* [Work to complete]
Gather the lines below that include the string "into", copying each in full.

- - - - - - -

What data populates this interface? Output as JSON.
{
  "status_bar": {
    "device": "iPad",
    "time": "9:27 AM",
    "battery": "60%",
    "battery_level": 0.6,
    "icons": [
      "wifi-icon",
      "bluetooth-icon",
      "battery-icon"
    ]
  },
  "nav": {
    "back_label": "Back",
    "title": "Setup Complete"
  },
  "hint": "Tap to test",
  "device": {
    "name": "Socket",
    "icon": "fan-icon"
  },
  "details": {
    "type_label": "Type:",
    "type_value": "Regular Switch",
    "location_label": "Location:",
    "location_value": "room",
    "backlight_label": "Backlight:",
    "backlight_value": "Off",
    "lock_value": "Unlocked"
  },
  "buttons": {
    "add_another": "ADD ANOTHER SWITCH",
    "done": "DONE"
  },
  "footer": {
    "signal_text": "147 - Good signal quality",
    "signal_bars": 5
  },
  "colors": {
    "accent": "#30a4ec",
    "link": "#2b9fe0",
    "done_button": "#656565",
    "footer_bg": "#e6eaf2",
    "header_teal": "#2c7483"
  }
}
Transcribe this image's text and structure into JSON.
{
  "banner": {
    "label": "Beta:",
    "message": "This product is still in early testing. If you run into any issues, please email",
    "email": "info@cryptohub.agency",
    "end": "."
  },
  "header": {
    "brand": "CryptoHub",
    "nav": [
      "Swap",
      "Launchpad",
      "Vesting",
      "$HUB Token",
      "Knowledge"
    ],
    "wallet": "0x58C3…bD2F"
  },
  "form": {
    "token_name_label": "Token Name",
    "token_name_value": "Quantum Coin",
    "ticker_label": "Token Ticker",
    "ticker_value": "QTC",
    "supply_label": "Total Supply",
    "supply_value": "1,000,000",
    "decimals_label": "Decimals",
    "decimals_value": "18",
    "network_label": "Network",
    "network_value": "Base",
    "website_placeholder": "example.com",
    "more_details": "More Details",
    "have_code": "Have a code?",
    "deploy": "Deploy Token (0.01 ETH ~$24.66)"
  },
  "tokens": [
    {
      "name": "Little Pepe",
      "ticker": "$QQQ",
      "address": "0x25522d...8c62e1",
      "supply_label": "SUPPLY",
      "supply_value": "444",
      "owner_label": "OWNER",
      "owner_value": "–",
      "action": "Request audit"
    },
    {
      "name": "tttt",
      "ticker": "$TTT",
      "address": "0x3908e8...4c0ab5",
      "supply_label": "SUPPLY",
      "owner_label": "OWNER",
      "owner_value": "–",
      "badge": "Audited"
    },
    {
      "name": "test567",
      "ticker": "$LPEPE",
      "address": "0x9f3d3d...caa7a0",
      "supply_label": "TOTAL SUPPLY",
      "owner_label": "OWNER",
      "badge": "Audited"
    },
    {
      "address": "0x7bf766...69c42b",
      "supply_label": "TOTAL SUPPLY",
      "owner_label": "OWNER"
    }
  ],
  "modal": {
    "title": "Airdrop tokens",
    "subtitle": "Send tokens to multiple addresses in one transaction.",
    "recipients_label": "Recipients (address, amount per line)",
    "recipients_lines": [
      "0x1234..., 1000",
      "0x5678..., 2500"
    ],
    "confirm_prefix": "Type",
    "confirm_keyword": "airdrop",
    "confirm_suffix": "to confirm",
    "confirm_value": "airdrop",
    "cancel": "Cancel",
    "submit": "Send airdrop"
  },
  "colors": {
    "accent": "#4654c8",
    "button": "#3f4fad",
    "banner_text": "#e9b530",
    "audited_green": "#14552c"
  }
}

- - - - - - -

* [Exercise response]
Transcribe this image's text and structure into JSON.
    "message": "This product is still in early testing. If you run into any issues, please email",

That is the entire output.